>>
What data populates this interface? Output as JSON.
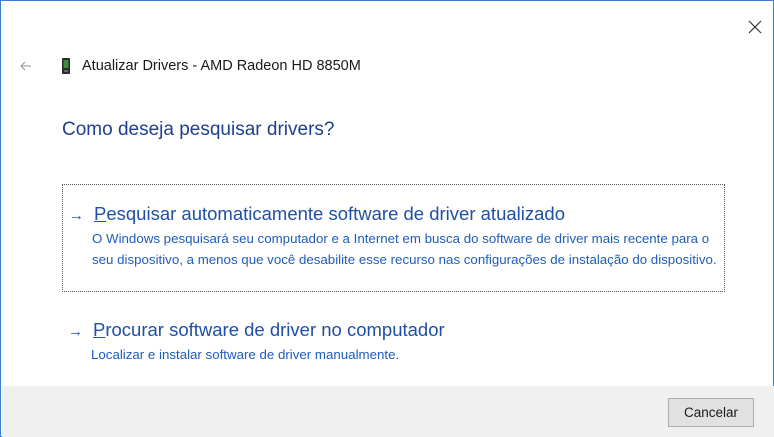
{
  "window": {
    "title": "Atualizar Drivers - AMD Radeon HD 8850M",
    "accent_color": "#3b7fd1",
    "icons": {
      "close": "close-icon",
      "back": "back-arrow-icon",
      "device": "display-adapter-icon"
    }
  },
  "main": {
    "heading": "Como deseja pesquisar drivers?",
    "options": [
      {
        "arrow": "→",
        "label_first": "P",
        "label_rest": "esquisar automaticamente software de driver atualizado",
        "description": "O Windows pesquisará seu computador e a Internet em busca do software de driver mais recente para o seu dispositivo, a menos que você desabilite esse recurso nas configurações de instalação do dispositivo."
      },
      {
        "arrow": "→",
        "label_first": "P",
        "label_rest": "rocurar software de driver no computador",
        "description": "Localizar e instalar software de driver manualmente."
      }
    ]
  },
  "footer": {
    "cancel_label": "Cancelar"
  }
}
<<
>>
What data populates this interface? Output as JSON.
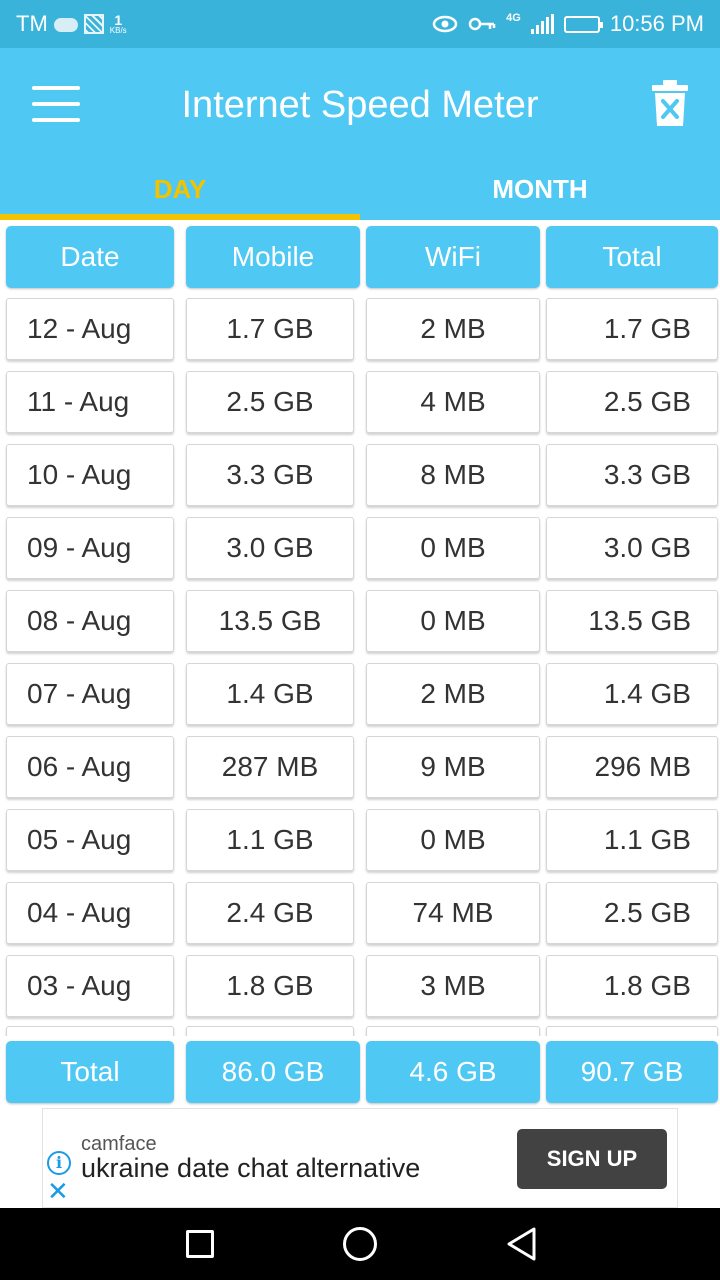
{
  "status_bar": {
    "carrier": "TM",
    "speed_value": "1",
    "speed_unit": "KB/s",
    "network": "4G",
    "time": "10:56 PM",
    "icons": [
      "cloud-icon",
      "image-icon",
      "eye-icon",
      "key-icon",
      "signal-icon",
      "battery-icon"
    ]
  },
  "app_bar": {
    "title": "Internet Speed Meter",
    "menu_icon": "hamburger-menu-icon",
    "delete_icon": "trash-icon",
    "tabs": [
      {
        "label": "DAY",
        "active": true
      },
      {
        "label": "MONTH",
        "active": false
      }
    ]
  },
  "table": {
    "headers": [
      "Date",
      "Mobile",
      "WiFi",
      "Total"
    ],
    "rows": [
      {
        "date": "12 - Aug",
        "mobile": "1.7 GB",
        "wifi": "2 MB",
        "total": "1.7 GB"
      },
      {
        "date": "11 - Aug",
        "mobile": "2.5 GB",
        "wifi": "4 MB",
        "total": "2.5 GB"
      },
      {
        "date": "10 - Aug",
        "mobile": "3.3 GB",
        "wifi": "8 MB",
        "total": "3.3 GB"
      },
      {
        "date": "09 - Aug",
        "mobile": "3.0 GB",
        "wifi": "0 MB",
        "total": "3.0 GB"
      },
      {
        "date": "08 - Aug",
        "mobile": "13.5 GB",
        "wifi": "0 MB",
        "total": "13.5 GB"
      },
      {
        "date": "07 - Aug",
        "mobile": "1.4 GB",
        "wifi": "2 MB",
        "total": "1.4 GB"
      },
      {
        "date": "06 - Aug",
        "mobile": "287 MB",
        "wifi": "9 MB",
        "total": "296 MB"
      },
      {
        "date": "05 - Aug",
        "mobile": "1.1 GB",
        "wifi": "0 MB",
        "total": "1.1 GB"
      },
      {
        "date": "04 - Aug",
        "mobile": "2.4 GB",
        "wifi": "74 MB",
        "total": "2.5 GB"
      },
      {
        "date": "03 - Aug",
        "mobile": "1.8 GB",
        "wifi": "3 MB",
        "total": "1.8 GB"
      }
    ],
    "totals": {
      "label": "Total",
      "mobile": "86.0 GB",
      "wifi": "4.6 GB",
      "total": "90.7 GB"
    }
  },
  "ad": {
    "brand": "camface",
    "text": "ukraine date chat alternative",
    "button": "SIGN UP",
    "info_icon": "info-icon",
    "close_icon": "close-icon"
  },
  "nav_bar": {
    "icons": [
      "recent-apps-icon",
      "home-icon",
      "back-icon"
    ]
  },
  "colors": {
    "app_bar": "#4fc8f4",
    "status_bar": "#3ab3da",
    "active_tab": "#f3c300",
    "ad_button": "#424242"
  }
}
<<
(Goal of the exercise): From the entries, copy out each line containing the word "description".

(Full solution):
        "description": "O Windows pesquisará seu computador e a Internet em busca do software de driver mais recente para o seu dispositivo, a menos que você desabilite esse recurso nas configurações de instalação do dispositivo."
        "description": "Localizar e instalar software de driver manualmente."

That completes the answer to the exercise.